Work to do → Which lines hold the string "color"? Copy every one of them.

^^^^^^^^

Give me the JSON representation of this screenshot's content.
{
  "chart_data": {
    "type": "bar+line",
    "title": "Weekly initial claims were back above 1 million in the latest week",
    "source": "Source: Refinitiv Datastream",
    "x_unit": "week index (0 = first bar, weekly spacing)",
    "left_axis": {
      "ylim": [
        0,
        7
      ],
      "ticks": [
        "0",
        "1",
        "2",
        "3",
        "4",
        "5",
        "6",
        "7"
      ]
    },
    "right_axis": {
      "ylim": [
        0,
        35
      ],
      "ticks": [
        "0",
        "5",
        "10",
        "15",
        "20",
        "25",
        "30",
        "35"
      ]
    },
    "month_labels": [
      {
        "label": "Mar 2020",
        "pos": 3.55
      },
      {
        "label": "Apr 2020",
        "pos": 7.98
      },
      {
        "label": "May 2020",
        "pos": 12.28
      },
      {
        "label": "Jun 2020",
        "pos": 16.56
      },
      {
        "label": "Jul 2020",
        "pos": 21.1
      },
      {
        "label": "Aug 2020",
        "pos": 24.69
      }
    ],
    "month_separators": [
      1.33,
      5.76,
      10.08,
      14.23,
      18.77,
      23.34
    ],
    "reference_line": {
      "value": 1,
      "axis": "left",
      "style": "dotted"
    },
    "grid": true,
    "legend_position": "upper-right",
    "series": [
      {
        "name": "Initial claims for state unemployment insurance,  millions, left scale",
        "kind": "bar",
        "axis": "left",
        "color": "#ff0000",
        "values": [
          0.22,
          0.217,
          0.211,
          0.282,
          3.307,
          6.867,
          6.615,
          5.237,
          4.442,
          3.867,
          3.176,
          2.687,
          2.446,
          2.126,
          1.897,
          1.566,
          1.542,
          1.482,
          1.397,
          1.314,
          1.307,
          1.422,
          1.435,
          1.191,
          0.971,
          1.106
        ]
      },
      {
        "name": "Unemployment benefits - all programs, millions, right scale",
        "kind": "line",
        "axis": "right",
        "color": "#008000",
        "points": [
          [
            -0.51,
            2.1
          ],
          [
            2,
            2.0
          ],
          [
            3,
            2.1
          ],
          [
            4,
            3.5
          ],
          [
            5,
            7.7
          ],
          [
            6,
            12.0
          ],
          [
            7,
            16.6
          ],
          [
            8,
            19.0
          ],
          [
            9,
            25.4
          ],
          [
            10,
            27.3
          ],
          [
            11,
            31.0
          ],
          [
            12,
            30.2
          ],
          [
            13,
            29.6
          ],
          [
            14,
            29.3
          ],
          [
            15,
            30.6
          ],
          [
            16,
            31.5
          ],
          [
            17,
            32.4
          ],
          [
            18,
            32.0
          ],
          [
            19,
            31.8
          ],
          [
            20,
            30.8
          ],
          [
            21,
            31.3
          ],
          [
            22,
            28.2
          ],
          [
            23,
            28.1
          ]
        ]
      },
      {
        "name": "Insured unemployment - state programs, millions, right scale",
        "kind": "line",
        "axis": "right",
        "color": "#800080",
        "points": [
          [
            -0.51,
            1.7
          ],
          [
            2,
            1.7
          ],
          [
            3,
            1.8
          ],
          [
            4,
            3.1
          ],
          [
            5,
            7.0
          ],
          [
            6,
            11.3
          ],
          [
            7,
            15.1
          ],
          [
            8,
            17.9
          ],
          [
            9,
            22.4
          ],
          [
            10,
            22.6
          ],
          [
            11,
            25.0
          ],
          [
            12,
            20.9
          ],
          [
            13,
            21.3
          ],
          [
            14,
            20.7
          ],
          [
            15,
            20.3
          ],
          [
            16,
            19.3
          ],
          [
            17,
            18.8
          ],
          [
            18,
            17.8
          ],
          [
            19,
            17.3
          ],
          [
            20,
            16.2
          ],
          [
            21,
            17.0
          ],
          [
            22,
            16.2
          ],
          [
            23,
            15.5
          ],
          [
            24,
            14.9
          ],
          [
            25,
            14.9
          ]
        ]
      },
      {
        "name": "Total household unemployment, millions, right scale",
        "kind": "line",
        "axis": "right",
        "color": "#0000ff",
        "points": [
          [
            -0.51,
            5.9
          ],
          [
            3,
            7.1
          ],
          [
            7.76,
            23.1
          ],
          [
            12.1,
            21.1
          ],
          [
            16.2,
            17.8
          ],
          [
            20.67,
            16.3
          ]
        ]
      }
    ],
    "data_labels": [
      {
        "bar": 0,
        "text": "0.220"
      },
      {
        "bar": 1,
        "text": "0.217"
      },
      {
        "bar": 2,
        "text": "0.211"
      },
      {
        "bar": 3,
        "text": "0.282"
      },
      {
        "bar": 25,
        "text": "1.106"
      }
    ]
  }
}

^^^^^^^^

Result of this exercise →
        "color": "#ff0000",
        "color": "#008000",
        "color": "#800080",
        "color": "#0000ff",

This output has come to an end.